▶ [WHAT THE EXERCISE ASKS]
Print the lines below exactly, starting with the first line and ending with the line that contains "- Text: DCA: DCA: [358, 9, 378, 18]", including both of those lines.

[BEGIN]

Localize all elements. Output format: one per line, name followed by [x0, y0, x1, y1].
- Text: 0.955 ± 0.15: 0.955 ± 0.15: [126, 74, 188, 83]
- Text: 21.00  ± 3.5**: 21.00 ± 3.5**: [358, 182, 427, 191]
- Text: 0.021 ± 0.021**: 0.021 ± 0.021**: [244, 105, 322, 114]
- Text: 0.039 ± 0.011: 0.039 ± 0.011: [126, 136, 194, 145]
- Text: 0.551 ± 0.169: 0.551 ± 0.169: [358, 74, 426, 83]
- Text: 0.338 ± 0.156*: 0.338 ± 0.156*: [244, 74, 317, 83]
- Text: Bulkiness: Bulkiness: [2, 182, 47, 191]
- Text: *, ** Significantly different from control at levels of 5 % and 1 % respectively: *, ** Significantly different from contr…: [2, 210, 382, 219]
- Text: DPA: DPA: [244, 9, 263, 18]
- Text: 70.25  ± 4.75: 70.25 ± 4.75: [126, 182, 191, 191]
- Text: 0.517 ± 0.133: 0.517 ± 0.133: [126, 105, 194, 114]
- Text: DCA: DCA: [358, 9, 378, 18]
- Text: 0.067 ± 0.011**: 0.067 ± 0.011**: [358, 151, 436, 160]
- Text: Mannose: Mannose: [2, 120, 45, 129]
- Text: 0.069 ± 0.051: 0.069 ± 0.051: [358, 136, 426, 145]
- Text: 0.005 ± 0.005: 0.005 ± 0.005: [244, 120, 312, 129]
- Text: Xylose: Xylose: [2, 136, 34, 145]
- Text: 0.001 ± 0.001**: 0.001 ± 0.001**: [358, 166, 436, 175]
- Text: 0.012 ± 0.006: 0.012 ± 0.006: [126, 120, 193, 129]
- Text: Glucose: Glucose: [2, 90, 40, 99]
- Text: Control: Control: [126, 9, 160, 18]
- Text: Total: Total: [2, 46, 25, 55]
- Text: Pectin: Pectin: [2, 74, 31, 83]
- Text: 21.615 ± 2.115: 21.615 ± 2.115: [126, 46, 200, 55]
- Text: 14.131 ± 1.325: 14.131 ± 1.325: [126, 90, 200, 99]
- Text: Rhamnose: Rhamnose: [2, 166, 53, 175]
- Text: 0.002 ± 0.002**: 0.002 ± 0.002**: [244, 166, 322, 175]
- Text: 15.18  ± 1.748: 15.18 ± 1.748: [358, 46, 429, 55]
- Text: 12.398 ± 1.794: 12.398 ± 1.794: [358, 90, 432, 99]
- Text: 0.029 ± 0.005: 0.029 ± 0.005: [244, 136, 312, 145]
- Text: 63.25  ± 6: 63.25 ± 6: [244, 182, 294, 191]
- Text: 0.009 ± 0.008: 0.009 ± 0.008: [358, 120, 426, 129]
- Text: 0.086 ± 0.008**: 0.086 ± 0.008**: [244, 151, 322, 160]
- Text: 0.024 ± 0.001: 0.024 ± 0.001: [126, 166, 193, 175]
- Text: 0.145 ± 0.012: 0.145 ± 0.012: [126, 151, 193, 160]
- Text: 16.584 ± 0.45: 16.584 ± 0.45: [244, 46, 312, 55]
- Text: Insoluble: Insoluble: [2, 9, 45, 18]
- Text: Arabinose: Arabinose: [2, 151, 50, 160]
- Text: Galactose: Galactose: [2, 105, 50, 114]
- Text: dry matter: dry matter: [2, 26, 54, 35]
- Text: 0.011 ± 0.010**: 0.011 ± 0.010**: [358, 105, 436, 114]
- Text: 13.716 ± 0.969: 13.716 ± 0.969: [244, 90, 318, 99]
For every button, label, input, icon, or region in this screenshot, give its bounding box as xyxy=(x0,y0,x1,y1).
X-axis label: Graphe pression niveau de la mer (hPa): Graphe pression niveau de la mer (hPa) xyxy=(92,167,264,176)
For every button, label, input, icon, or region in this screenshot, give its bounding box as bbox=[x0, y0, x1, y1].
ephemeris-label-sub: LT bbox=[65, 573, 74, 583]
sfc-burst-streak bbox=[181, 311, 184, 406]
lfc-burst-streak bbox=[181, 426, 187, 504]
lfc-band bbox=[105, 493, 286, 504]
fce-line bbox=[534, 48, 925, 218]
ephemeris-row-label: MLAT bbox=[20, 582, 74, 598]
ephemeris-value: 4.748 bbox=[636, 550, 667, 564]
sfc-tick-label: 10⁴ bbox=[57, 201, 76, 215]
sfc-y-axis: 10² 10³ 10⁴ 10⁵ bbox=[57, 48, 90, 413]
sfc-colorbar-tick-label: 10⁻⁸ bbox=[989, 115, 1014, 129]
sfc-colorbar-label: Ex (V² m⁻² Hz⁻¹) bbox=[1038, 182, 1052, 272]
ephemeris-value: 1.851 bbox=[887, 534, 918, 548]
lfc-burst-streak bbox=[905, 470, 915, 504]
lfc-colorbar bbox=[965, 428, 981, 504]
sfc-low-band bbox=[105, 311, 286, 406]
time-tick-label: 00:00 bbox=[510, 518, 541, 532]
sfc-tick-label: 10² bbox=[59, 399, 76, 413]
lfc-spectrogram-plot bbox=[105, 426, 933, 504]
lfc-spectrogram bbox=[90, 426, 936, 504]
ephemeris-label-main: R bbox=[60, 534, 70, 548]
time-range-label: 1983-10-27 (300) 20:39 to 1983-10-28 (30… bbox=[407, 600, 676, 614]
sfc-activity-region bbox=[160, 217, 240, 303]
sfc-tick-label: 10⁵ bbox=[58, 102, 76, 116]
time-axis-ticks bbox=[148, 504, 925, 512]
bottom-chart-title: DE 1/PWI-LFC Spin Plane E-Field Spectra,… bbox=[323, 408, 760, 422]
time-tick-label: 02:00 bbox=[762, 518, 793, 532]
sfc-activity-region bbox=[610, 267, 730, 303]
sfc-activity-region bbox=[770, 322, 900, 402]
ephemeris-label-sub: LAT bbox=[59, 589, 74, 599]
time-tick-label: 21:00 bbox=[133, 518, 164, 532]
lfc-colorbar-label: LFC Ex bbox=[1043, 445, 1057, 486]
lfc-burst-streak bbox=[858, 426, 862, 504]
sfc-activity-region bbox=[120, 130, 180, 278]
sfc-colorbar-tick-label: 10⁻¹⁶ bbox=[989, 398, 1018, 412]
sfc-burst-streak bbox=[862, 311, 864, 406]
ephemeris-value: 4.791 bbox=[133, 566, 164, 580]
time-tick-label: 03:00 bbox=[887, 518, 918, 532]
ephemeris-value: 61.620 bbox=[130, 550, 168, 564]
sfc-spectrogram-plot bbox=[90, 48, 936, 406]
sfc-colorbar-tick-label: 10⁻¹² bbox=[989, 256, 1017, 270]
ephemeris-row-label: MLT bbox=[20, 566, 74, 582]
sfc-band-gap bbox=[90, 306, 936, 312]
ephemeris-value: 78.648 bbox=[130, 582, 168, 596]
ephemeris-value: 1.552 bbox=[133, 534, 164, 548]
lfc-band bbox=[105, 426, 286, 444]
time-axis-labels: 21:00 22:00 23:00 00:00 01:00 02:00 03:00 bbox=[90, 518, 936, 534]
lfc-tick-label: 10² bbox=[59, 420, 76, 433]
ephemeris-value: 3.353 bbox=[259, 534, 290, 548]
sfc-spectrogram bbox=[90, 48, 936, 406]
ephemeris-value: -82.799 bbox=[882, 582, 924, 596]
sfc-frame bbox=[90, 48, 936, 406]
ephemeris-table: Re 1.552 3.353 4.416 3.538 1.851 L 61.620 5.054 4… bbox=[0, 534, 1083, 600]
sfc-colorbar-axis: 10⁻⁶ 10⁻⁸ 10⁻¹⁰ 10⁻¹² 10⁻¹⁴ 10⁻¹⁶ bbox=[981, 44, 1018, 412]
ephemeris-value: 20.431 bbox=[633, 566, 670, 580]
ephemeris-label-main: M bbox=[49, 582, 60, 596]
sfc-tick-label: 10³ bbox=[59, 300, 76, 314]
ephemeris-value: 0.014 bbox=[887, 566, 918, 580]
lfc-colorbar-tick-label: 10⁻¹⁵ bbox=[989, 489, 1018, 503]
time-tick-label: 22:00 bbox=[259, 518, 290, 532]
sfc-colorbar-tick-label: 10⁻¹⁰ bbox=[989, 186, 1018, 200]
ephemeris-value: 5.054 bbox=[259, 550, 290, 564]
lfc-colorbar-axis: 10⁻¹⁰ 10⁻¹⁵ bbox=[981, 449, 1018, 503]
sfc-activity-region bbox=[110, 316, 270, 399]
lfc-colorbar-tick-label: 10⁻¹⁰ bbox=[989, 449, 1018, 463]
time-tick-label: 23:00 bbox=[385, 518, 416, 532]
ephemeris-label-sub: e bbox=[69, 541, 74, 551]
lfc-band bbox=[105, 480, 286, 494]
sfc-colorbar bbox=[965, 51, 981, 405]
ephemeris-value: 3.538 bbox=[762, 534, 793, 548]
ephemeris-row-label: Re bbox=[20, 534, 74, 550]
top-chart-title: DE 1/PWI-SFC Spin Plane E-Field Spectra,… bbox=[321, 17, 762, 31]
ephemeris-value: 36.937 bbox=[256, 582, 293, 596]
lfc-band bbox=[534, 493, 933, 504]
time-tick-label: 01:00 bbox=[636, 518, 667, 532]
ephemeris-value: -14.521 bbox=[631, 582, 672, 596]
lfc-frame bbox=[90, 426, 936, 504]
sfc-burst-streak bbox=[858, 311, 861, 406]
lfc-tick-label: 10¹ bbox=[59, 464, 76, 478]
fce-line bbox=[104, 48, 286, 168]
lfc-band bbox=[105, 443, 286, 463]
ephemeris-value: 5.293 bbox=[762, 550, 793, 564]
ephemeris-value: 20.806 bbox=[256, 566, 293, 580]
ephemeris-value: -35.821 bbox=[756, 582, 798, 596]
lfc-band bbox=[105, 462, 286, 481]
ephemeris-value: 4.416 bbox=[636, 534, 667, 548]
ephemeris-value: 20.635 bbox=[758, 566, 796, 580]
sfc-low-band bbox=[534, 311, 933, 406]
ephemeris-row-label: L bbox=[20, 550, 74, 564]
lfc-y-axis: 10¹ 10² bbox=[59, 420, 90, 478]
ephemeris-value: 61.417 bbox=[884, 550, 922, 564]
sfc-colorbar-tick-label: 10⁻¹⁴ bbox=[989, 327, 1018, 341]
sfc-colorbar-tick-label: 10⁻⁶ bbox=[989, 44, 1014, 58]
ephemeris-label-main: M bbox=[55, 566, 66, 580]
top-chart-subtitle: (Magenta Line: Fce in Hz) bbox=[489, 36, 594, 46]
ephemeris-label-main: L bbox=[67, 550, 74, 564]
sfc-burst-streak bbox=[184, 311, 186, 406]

[END]

▶ [ANSWER TO THIS TASK]
Localize all elements. Output format: one per line, name followed by [x0, y0, x1, y1].
- Text: 0.955 ± 0.15: 0.955 ± 0.15: [126, 74, 188, 83]
- Text: 21.00  ± 3.5**: 21.00 ± 3.5**: [358, 182, 427, 191]
- Text: 0.021 ± 0.021**: 0.021 ± 0.021**: [244, 105, 322, 114]
- Text: 0.039 ± 0.011: 0.039 ± 0.011: [126, 136, 194, 145]
- Text: 0.551 ± 0.169: 0.551 ± 0.169: [358, 74, 426, 83]
- Text: 0.338 ± 0.156*: 0.338 ± 0.156*: [244, 74, 317, 83]
- Text: Bulkiness: Bulkiness: [2, 182, 47, 191]
- Text: *, ** Significantly different from control at levels of 5 % and 1 % respectively: *, ** Significantly different from contr…: [2, 210, 382, 219]
- Text: DPA: DPA: [244, 9, 263, 18]
- Text: 70.25  ± 4.75: 70.25 ± 4.75: [126, 182, 191, 191]
- Text: 0.517 ± 0.133: 0.517 ± 0.133: [126, 105, 194, 114]
- Text: DCA: DCA: [358, 9, 378, 18]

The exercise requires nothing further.